======== DATA EXCERPTS ========

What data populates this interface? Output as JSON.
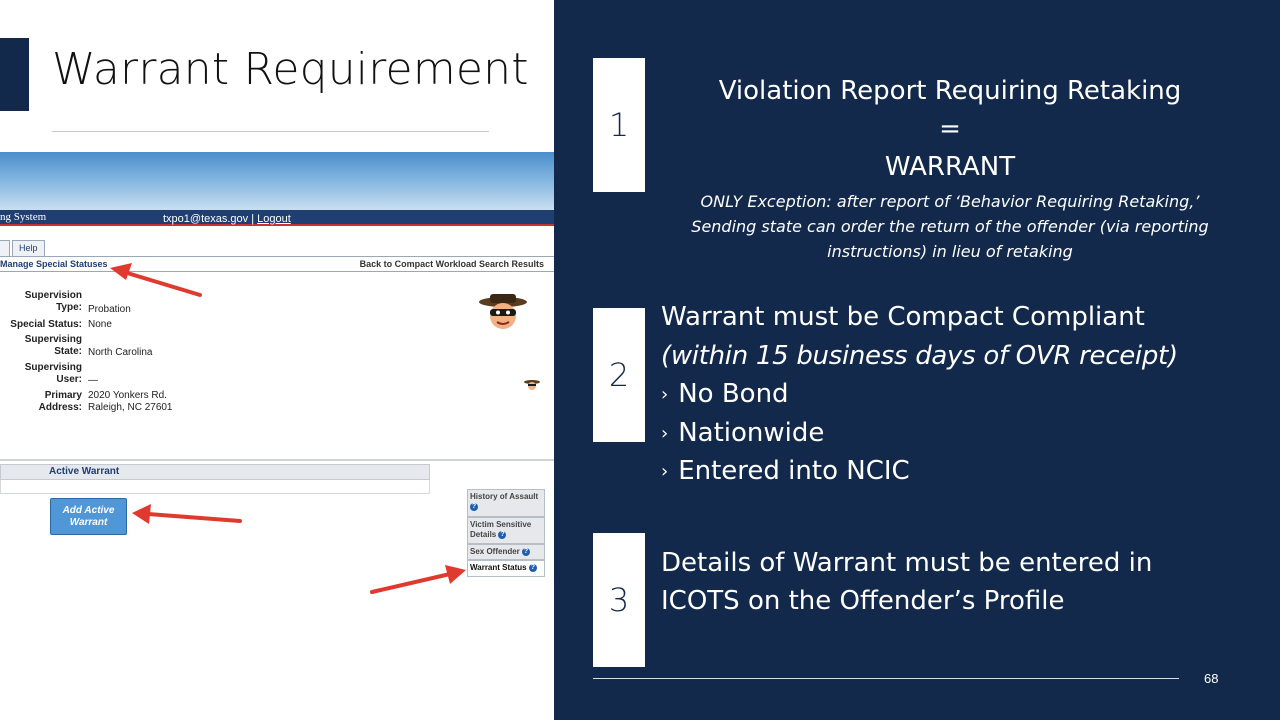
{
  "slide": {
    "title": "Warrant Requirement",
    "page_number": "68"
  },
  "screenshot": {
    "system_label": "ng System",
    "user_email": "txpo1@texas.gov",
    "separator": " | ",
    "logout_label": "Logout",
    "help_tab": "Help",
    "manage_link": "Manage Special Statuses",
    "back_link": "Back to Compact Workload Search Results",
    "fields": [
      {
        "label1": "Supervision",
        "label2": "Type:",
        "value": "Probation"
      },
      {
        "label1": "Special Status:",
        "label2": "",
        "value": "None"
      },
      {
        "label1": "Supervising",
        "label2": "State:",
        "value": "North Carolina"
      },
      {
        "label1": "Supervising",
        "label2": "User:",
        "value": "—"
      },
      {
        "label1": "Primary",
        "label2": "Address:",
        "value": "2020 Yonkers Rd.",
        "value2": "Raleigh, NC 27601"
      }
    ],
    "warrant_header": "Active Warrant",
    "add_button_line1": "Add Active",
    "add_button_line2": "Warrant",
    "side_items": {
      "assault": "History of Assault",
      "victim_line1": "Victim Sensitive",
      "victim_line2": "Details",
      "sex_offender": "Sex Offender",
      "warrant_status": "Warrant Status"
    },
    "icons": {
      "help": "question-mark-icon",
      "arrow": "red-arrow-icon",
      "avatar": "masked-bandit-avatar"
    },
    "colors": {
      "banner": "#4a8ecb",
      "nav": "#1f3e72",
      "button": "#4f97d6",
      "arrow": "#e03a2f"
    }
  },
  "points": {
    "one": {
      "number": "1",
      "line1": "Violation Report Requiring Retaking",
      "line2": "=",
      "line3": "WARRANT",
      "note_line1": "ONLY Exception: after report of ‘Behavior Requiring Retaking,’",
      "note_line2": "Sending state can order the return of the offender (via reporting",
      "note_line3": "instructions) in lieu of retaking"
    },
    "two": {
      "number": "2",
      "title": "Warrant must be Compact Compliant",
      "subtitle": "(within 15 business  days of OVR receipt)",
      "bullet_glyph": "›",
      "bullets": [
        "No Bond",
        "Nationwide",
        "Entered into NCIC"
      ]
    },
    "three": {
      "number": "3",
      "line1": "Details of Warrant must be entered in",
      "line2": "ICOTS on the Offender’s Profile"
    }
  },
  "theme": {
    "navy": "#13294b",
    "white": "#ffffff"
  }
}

========

Quote every record above exactly, omitting any pictures they contain.

REPLY TO THE EXERCISE →
What data populates this interface? Output as JSON.
{
  "slide": {
    "title": "Warrant Requirement",
    "page_number": "68"
  },
  "screenshot": {
    "system_label": "ng System",
    "user_email": "txpo1@texas.gov",
    "separator": " | ",
    "logout_label": "Logout",
    "help_tab": "Help",
    "manage_link": "Manage Special Statuses",
    "back_link": "Back to Compact Workload Search Results",
    "fields": [
      {
        "label1": "Supervision",
        "label2": "Type:",
        "value": "Probation"
      },
      {
        "label1": "Special Status:",
        "label2": "",
        "value": "None"
      },
      {
        "label1": "Supervising",
        "label2": "State:",
        "value": "North Carolina"
      },
      {
        "label1": "Supervising",
        "label2": "User:",
        "value": "—"
      },
      {
        "label1": "Primary",
        "label2": "Address:",
        "value": "2020 Yonkers Rd.",
        "value2": "Raleigh, NC 27601"
      }
    ],
    "warrant_header": "Active Warrant",
    "add_button_line1": "Add Active",
    "add_button_line2": "Warrant",
    "side_items": {
      "assault": "History of Assault",
      "victim_line1": "Victim Sensitive",
      "victim_line2": "Details",
      "sex_offender": "Sex Offender",
      "warrant_status": "Warrant Status"
    },
    "icons": {
      "help": "question-mark-icon",
      "arrow": "red-arrow-icon",
      "avatar": "masked-bandit-avatar"
    },
    "colors": {
      "banner": "#4a8ecb",
      "nav": "#1f3e72",
      "button": "#4f97d6",
      "arrow": "#e03a2f"
    }
  },
  "points": {
    "one": {
      "number": "1",
      "line1": "Violation Report Requiring Retaking",
      "line2": "=",
      "line3": "WARRANT",
      "note_line1": "ONLY Exception: after report of ‘Behavior Requiring Retaking,’",
      "note_line2": "Sending state can order the return of the offender (via reporting",
      "note_line3": "instructions) in lieu of retaking"
    },
    "two": {
      "number": "2",
      "title": "Warrant must be Compact Compliant",
      "subtitle": "(within 15 business  days of OVR receipt)",
      "bullet_glyph": "›",
      "bullets": [
        "No Bond",
        "Nationwide",
        "Entered into NCIC"
      ]
    },
    "three": {
      "number": "3",
      "line1": "Details of Warrant must be entered in",
      "line2": "ICOTS on the Offender’s Profile"
    }
  },
  "theme": {
    "navy": "#13294b",
    "white": "#ffffff"
  }
}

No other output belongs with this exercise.